= WHAT THE EXERCISE ASKS =
Return the count of lines with the string "Anfrage" in them, and nothing else.

-------------------------

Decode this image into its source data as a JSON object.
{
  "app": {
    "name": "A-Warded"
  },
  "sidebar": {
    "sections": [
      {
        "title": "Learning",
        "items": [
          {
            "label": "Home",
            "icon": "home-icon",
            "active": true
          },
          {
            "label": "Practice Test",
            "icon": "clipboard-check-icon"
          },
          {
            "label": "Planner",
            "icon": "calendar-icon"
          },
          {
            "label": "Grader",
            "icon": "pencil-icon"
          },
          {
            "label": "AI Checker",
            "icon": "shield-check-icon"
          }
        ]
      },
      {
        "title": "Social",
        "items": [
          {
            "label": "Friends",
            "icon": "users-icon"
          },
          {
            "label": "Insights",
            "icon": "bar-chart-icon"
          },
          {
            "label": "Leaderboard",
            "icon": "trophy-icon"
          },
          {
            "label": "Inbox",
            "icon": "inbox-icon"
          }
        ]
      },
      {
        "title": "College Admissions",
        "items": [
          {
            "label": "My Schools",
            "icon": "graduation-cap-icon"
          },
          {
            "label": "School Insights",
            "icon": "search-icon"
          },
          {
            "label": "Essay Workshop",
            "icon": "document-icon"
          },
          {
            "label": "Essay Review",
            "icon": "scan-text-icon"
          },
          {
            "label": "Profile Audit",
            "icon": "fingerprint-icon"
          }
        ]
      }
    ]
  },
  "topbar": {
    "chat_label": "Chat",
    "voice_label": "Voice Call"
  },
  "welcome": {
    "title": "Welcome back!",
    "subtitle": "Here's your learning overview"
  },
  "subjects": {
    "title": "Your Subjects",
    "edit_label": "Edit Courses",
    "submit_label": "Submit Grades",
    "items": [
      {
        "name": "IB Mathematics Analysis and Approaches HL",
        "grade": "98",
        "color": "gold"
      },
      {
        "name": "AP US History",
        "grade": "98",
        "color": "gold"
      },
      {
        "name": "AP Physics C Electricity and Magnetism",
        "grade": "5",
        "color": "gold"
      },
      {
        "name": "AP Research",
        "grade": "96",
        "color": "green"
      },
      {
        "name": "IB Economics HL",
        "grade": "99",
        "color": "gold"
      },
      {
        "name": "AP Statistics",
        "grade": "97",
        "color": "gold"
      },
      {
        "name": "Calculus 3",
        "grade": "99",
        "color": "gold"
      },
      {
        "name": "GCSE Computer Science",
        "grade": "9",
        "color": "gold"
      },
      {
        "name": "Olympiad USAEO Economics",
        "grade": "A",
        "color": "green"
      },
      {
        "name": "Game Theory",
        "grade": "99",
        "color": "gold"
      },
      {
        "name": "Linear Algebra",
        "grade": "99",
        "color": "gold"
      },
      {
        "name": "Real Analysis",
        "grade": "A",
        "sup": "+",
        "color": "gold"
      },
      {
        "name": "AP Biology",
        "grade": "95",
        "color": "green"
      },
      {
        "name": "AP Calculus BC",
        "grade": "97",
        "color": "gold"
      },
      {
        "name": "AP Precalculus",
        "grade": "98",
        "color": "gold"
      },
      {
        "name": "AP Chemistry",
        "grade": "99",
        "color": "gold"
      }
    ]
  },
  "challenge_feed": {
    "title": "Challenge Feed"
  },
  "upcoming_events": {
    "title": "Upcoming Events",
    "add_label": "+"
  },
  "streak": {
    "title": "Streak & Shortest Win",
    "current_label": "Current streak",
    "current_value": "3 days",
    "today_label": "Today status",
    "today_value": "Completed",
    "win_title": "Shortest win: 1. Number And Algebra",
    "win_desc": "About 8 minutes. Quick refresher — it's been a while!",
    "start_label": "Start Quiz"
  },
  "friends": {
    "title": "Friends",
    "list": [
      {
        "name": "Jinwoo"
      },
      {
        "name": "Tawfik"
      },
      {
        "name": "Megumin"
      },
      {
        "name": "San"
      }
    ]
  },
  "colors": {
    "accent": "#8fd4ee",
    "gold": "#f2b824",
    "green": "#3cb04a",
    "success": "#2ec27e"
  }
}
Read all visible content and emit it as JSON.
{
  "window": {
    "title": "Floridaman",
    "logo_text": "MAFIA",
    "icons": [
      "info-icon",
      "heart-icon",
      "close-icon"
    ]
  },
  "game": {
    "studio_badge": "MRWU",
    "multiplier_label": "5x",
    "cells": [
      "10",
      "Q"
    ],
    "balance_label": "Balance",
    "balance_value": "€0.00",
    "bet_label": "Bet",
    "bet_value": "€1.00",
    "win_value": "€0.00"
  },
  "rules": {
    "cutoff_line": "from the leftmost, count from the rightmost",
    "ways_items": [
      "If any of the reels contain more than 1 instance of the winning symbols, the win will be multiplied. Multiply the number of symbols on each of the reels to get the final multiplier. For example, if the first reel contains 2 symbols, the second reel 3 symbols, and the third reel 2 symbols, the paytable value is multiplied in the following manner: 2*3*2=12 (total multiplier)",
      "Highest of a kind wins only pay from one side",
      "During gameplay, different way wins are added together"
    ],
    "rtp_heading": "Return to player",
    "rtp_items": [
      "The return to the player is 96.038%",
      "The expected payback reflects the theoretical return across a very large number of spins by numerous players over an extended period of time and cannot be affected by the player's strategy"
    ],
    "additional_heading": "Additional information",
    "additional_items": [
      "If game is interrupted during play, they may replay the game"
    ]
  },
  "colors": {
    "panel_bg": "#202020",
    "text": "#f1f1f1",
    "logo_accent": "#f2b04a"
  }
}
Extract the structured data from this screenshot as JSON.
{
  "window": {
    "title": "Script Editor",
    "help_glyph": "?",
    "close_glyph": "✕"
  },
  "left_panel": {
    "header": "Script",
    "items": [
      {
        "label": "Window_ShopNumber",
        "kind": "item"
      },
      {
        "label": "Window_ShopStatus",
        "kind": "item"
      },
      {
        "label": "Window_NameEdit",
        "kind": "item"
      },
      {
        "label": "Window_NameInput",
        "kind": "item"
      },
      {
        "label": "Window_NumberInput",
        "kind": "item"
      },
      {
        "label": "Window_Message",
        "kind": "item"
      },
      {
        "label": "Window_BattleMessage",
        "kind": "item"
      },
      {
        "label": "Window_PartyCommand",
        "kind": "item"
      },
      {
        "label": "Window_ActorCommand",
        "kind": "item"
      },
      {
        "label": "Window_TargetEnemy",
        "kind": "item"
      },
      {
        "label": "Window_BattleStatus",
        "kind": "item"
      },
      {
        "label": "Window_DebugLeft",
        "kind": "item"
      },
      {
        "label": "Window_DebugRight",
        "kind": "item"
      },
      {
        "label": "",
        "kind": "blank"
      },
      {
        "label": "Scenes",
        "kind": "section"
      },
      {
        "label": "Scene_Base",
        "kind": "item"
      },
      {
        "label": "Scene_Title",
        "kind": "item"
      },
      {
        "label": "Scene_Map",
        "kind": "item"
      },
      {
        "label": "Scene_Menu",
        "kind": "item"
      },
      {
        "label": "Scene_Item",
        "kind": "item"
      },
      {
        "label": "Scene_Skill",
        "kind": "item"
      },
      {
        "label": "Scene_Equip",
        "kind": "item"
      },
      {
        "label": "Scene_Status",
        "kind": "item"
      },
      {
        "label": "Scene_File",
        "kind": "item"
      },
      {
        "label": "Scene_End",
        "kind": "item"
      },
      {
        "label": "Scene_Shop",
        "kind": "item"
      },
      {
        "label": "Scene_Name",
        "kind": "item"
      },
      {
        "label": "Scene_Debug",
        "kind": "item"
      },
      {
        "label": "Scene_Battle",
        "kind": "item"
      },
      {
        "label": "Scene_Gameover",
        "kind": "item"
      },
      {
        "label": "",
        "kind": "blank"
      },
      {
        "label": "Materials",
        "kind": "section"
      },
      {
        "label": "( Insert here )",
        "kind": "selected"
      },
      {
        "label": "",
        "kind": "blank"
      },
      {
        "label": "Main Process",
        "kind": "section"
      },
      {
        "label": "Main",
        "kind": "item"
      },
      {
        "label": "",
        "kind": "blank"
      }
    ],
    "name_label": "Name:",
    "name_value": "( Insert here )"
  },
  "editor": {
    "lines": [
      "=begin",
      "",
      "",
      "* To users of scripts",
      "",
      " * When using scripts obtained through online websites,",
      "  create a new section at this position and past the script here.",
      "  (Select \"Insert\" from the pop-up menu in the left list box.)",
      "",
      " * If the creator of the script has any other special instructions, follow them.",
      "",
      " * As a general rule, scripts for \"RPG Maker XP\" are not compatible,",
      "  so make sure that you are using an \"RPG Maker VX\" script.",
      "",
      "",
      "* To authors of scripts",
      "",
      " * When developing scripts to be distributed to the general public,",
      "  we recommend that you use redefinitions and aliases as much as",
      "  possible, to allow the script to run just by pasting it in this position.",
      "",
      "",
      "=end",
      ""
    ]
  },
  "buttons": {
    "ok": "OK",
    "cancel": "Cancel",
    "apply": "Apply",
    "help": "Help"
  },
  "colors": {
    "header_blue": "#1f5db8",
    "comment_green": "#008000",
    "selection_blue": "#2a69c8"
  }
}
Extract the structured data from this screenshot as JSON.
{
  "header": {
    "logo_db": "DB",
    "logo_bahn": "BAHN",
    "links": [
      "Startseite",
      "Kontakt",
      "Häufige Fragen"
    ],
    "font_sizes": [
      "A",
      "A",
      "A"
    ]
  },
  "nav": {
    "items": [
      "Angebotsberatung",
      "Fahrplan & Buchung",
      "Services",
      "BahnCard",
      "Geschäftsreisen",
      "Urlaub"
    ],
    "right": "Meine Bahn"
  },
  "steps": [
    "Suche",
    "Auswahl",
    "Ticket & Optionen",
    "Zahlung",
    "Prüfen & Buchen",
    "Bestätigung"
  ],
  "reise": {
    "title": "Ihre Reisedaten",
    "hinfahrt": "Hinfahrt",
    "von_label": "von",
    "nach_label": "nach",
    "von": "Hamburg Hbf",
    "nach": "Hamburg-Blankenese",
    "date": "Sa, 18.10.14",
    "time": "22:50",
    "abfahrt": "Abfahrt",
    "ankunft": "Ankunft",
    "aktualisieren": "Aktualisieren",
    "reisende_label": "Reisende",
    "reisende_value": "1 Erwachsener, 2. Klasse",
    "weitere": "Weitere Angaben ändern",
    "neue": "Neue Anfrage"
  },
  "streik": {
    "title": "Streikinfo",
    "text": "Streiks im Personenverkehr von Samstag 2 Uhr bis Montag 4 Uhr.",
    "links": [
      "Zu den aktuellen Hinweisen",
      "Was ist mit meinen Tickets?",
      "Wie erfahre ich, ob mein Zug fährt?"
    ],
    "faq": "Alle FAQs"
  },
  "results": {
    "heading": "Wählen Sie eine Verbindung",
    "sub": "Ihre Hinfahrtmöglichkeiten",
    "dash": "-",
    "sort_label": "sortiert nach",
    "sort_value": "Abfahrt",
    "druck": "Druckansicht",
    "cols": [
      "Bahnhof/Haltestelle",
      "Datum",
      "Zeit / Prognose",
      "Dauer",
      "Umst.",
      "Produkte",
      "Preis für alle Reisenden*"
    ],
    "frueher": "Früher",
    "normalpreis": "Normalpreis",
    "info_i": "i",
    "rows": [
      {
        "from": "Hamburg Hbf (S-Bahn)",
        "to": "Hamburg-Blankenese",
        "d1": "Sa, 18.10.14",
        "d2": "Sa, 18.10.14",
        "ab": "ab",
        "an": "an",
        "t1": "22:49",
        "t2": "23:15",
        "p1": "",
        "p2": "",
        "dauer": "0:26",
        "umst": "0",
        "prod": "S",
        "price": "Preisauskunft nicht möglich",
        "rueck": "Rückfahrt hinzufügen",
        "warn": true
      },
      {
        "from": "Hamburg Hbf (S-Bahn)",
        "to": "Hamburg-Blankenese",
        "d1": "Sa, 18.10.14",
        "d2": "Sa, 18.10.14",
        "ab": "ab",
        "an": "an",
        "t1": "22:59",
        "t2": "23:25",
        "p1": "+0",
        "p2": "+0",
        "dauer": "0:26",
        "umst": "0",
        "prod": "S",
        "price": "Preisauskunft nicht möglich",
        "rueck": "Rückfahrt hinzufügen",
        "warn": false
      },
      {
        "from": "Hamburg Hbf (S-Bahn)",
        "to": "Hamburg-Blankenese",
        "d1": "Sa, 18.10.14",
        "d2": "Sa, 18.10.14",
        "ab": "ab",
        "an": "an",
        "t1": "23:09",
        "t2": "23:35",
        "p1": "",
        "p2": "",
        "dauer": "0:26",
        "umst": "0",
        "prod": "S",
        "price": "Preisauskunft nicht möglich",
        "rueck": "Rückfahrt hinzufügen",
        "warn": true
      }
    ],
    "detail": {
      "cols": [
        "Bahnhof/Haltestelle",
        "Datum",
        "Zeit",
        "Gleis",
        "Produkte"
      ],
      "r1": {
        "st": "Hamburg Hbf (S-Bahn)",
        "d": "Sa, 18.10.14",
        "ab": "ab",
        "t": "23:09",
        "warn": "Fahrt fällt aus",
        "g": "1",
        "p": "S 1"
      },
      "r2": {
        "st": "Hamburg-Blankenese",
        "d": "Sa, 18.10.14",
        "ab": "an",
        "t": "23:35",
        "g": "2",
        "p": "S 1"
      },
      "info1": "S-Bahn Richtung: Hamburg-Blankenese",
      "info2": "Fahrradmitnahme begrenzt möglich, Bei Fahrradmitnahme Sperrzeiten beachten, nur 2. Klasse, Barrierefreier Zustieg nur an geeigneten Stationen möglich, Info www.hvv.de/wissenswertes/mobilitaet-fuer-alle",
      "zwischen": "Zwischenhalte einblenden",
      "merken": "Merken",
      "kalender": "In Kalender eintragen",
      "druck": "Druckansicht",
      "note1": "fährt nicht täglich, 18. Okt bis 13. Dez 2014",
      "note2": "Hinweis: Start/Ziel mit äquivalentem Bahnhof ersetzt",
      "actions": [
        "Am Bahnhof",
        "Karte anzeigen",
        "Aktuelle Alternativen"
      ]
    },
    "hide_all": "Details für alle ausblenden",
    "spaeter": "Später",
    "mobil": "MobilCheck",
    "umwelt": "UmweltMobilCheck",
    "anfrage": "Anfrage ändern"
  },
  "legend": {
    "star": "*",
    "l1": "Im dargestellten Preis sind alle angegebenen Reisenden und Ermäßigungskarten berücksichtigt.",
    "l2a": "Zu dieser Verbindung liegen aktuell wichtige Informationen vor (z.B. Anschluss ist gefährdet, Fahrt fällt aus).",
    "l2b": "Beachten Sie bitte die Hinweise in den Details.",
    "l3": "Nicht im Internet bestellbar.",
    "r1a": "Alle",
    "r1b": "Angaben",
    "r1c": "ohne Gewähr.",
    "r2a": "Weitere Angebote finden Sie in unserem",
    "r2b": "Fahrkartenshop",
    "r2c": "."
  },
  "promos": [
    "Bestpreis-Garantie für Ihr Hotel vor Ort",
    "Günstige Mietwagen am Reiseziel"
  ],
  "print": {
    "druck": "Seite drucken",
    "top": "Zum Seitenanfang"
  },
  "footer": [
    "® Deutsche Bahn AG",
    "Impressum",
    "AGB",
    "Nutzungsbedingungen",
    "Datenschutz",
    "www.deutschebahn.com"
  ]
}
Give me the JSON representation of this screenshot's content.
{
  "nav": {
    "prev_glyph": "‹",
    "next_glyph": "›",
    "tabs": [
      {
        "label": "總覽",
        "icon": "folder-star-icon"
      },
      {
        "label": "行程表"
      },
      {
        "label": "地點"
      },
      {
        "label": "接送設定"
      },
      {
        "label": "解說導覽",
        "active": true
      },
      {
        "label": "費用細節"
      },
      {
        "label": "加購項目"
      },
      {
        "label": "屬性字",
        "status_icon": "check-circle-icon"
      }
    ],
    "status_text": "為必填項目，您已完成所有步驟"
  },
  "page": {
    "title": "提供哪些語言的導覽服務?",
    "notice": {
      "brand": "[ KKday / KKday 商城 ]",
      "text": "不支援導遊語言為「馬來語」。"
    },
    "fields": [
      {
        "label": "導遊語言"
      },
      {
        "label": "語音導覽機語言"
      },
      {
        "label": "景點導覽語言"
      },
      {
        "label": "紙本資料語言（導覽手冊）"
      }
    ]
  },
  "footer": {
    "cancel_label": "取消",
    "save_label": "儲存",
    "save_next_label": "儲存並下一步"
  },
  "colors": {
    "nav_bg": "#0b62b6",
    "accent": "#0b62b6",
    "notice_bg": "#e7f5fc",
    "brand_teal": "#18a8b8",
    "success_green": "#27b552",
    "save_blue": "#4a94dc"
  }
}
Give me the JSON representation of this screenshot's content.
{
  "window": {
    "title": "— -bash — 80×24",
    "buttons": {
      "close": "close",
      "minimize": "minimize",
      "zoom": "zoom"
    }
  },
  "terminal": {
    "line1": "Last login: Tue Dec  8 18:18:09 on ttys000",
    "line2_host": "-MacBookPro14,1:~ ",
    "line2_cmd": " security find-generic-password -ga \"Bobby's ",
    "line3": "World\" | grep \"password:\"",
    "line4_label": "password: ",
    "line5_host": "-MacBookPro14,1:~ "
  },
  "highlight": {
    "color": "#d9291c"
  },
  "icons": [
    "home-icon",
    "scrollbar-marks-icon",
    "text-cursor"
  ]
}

-------------------------

= RESULT OF THIS EXERCISE =
2